What the task asks: Each record below must be returned exactly as shown.

━━━━━ Dataset extract ━━━━━

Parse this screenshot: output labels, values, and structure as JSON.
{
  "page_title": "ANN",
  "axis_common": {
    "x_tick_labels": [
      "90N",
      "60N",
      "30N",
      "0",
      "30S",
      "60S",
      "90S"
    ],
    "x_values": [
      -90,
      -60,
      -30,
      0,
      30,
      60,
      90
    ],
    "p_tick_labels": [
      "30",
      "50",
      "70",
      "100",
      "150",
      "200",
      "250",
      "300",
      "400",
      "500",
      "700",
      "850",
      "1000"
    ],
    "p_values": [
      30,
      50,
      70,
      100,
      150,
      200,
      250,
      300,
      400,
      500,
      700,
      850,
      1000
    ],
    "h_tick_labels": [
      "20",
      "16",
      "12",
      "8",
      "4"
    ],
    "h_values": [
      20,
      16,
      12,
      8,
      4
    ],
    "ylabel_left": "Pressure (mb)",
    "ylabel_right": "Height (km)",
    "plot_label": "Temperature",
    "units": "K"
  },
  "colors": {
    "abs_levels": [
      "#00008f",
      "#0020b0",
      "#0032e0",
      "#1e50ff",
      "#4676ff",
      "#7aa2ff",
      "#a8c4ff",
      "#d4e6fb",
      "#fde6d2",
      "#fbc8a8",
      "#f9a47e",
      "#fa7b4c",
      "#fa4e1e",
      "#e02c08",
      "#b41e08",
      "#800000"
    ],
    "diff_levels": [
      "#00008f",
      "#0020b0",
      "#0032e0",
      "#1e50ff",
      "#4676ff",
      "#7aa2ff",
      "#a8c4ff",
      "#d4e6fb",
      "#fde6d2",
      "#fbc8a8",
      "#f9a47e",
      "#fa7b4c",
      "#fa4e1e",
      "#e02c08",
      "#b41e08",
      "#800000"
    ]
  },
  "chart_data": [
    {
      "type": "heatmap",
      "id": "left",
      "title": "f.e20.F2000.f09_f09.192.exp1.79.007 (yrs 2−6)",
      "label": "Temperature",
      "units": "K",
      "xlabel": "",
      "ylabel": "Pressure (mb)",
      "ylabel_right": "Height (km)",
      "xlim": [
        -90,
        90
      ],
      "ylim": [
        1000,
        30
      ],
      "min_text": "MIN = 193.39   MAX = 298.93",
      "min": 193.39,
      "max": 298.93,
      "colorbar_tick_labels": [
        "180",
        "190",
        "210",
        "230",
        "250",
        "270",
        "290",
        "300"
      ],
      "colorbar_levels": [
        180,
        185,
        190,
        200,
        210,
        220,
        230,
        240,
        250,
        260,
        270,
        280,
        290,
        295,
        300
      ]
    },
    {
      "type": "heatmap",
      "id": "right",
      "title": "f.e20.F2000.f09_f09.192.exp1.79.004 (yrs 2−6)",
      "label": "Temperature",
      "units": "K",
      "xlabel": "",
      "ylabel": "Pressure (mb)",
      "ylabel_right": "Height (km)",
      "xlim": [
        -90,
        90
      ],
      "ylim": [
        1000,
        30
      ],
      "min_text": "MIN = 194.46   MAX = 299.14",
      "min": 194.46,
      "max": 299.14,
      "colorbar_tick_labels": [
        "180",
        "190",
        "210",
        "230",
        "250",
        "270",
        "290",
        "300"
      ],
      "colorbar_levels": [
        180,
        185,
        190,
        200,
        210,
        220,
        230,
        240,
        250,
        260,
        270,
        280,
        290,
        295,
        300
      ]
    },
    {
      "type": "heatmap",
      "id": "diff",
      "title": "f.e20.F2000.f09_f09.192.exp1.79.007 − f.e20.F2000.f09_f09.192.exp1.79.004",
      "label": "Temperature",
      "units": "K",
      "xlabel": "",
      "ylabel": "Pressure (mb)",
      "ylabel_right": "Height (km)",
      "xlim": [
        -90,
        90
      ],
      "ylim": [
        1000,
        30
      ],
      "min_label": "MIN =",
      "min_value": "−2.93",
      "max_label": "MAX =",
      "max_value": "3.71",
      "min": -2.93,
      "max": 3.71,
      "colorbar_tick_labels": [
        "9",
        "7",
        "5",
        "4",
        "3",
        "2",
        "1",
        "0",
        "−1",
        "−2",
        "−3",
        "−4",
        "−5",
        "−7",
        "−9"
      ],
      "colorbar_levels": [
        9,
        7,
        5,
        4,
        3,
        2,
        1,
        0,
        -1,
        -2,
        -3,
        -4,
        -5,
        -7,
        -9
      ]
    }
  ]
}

━━━━━

Answer to this exercise:
Parse this screenshot: output labels, values, and structure as JSON.
{
  "page_title": "ANN",
  "axis_common": {
    "x_tick_labels": [
      "90N",
      "60N",
      "30N",
      "0",
      "30S",
      "60S",
      "90S"
    ],
    "x_values": [
      -90,
      -60,
      -30,
      0,
      30,
      60,
      90
    ],
    "p_tick_labels": [
      "30",
      "50",
      "70",
      "100",
      "150",
      "200",
      "250",
      "300",
      "400",
      "500",
      "700",
      "850",
      "1000"
    ],
    "p_values": [
      30,
      50,
      70,
      100,
      150,
      200,
      250,
      300,
      400,
      500,
      700,
      850,
      1000
    ],
    "h_tick_labels": [
      "20",
      "16",
      "12",
      "8",
      "4"
    ],
    "h_values": [
      20,
      16,
      12,
      8,
      4
    ],
    "ylabel_left": "Pressure (mb)",
    "ylabel_right": "Height (km)",
    "plot_label": "Temperature",
    "units": "K"
  },
  "colors": {
    "abs_levels": [
      "#00008f",
      "#0020b0",
      "#0032e0",
      "#1e50ff",
      "#4676ff",
      "#7aa2ff",
      "#a8c4ff",
      "#d4e6fb",
      "#fde6d2",
      "#fbc8a8",
      "#f9a47e",
      "#fa7b4c",
      "#fa4e1e",
      "#e02c08",
      "#b41e08",
      "#800000"
    ],
    "diff_levels": [
      "#00008f",
      "#0020b0",
      "#0032e0",
      "#1e50ff",
      "#4676ff",
      "#7aa2ff",
      "#a8c4ff",
      "#d4e6fb",
      "#fde6d2",
      "#fbc8a8",
      "#f9a47e",
      "#fa7b4c",
      "#fa4e1e",
      "#e02c08",
      "#b41e08",
      "#800000"
    ]
  },
  "chart_data": [
    {
      "type": "heatmap",
      "id": "left",
      "title": "f.e20.F2000.f09_f09.192.exp1.79.007 (yrs 2−6)",
      "label": "Temperature",
      "units": "K",
      "xlabel": "",
      "ylabel": "Pressure (mb)",
      "ylabel_right": "Height (km)",
      "xlim": [
        -90,
        90
      ],
      "ylim": [
        1000,
        30
      ],
      "min_text": "MIN = 193.39   MAX = 298.93",
      "min": 193.39,
      "max": 298.93,
      "colorbar_tick_labels": [
        "180",
        "190",
        "210",
        "230",
        "250",
        "270",
        "290",
        "300"
      ],
      "colorbar_levels": [
        180,
        185,
        190,
        200,
        210,
        220,
        230,
        240,
        250,
        260,
        270,
        280,
        290,
        295,
        300
      ]
    },
    {
      "type": "heatmap",
      "id": "right",
      "title": "f.e20.F2000.f09_f09.192.exp1.79.004 (yrs 2−6)",
      "label": "Temperature",
      "units": "K",
      "xlabel": "",
      "ylabel": "Pressure (mb)",
      "ylabel_right": "Height (km)",
      "xlim": [
        -90,
        90
      ],
      "ylim": [
        1000,
        30
      ],
      "min_text": "MIN = 194.46   MAX = 299.14",
      "min": 194.46,
      "max": 299.14,
      "colorbar_tick_labels": [
        "180",
        "190",
        "210",
        "230",
        "250",
        "270",
        "290",
        "300"
      ],
      "colorbar_levels": [
        180,
        185,
        190,
        200,
        210,
        220,
        230,
        240,
        250,
        260,
        270,
        280,
        290,
        295,
        300
      ]
    },
    {
      "type": "heatmap",
      "id": "diff",
      "title": "f.e20.F2000.f09_f09.192.exp1.79.007 − f.e20.F2000.f09_f09.192.exp1.79.004",
      "label": "Temperature",
      "units": "K",
      "xlabel": "",
      "ylabel": "Pressure (mb)",
      "ylabel_right": "Height (km)",
      "xlim": [
        -90,
        90
      ],
      "ylim": [
        1000,
        30
      ],
      "min_label": "MIN =",
      "min_value": "−2.93",
      "max_label": "MAX =",
      "max_value": "3.71",
      "min": -2.93,
      "max": 3.71,
      "colorbar_tick_labels": [
        "9",
        "7",
        "5",
        "4",
        "3",
        "2",
        "1",
        "0",
        "−1",
        "−2",
        "−3",
        "−4",
        "−5",
        "−7",
        "−9"
      ],
      "colorbar_levels": [
        9,
        7,
        5,
        4,
        3,
        2,
        1,
        0,
        -1,
        -2,
        -3,
        -4,
        -5,
        -7,
        -9
      ]
    }
  ]
}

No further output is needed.